→ EXCERPTED RECORDS

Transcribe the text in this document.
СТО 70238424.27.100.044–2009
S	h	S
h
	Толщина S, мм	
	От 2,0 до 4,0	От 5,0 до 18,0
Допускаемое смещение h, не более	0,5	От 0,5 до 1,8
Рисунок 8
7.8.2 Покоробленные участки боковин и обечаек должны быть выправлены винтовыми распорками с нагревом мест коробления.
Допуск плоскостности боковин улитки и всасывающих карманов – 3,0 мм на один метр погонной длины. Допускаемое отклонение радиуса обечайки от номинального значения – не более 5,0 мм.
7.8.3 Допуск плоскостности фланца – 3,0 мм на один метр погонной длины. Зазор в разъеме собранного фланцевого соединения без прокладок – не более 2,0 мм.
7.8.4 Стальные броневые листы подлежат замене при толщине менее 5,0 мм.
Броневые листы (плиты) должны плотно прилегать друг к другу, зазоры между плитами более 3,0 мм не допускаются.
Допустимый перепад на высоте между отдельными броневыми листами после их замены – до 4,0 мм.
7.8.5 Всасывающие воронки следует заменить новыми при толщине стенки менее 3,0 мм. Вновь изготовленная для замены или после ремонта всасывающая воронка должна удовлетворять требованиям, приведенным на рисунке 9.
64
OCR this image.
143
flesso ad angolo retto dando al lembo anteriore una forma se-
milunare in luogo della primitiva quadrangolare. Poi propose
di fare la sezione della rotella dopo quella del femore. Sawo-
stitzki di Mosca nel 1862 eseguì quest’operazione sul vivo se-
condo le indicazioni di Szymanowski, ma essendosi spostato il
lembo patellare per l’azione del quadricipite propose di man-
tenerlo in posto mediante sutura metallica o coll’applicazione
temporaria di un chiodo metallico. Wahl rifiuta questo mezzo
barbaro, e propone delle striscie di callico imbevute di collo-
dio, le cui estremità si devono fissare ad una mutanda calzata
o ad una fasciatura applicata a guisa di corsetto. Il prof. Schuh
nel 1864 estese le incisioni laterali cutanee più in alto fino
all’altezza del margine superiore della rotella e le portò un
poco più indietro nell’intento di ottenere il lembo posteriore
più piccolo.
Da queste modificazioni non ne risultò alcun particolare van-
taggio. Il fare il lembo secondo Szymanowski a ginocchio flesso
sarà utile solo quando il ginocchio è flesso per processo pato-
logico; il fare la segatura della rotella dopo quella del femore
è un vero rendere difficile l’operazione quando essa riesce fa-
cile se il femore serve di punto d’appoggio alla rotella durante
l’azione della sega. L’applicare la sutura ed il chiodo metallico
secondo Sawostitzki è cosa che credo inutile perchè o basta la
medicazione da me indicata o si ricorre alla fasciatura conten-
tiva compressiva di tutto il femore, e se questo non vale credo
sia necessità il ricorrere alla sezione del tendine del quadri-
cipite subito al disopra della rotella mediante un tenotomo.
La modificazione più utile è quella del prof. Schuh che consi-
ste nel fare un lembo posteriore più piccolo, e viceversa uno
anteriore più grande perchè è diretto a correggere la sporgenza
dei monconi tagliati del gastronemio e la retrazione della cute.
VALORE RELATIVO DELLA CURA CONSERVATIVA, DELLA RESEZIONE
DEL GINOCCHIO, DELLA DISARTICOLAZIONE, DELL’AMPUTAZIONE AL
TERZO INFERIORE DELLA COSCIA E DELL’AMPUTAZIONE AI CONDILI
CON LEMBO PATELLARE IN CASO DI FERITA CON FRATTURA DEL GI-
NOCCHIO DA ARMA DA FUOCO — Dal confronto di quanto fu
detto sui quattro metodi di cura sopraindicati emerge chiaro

→ SHORT PROBLEM
Tally the lines of the records holding the word "mediante", then give only the resulting number.

→ EXERCISE ANSWER
2